— begin Given data —

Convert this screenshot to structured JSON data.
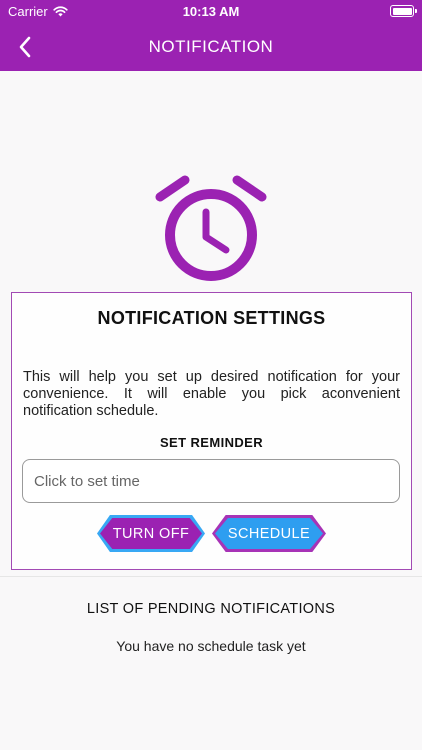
{
  "status_bar": {
    "carrier": "Carrier",
    "time": "10:13 AM"
  },
  "nav": {
    "title": "NOTIFICATION",
    "back_icon": "chevron-left-icon"
  },
  "hero_icon": "alarm-clock-icon",
  "settings": {
    "title": "NOTIFICATION SETTINGS",
    "description": "This will help you set up desired notification for your convenience. It will enable you pick aconvenient notification schedule.",
    "reminder_label": "SET REMINDER",
    "time_input": {
      "value": "",
      "placeholder": "Click to set time"
    },
    "turn_off_label": "TURN OFF",
    "schedule_label": "SCHEDULE"
  },
  "pending": {
    "title": "LIST OF PENDING NOTIFICATIONS",
    "empty_message": "You have no schedule task yet"
  },
  "colors": {
    "primary": "#9b22b2",
    "accent_blue": "#2e9ef0",
    "card_border": "#a24ab4"
  }
}
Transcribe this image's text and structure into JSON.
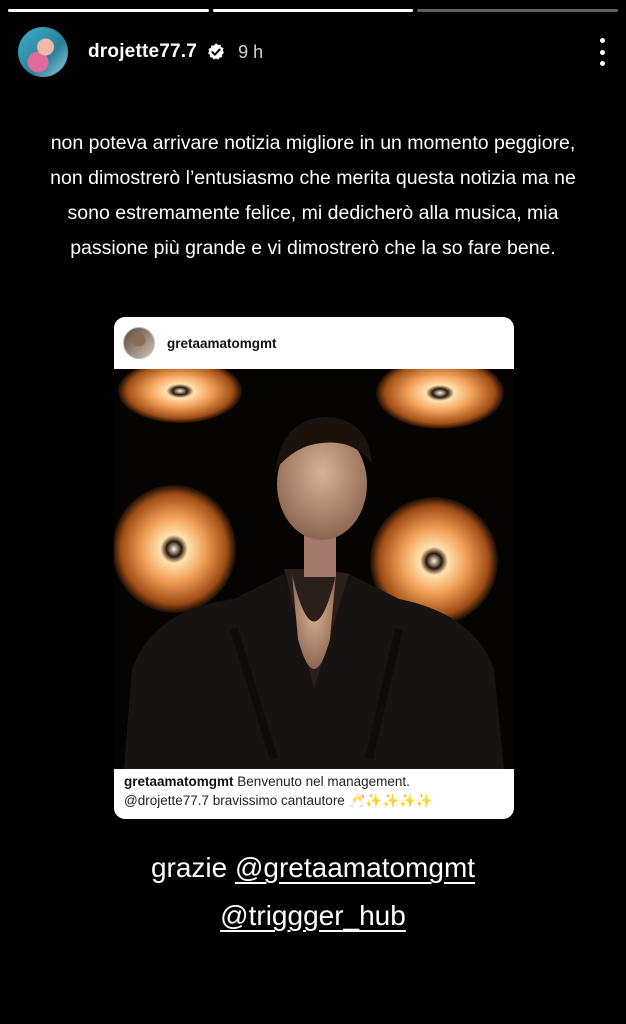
{
  "story": {
    "segments": [
      1.0,
      1.0,
      0.0
    ],
    "user": {
      "username": "drojette77.7",
      "verified": true,
      "time": "9 h"
    },
    "caption": "non poteva arrivare notizia migliore in un momento peggiore, non dimostrerò l’entusiasmo che merita questa notizia ma ne sono estremamente felice, mi dedicherò alla musica, mia passione più grande e vi dimostrerò che la so fare bene.",
    "shared_post": {
      "username": "gretaamatomgmt",
      "caption_user": "gretaamatomgmt",
      "caption_text": "Benvenuto nel management.",
      "caption_line2": "@drojette77.7 bravissimo cantautore 🥂✨✨✨✨"
    },
    "thanks": {
      "prefix": "grazie ",
      "mention1": "@gretaamatomgmt",
      "mention2": "@triggger_hub"
    }
  },
  "colors": {
    "background": "#000000",
    "text": "#ffffff",
    "card": "#ffffff"
  },
  "icons": {
    "verified": "verified-badge-icon",
    "more": "more-vertical-icon"
  }
}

— end Given data —

Exercise directions: Make an exact copy of the lines above, starting at the line that contains "Transcribe this image's" and running through the final line of the entries. Omit the pictures.

Answer to this exercise:
Transcribe this image's text and structure into JSON.
{
  "story": {
    "segments": [
      1.0,
      1.0,
      0.0
    ],
    "user": {
      "username": "drojette77.7",
      "verified": true,
      "time": "9 h"
    },
    "caption": "non poteva arrivare notizia migliore in un momento peggiore, non dimostrerò l’entusiasmo che merita questa notizia ma ne sono estremamente felice, mi dedicherò alla musica, mia passione più grande e vi dimostrerò che la so fare bene.",
    "shared_post": {
      "username": "gretaamatomgmt",
      "caption_user": "gretaamatomgmt",
      "caption_text": "Benvenuto nel management.",
      "caption_line2": "@drojette77.7 bravissimo cantautore 🥂✨✨✨✨"
    },
    "thanks": {
      "prefix": "grazie ",
      "mention1": "@gretaamatomgmt",
      "mention2": "@triggger_hub"
    }
  },
  "colors": {
    "background": "#000000",
    "text": "#ffffff",
    "card": "#ffffff"
  },
  "icons": {
    "verified": "verified-badge-icon",
    "more": "more-vertical-icon"
  }
}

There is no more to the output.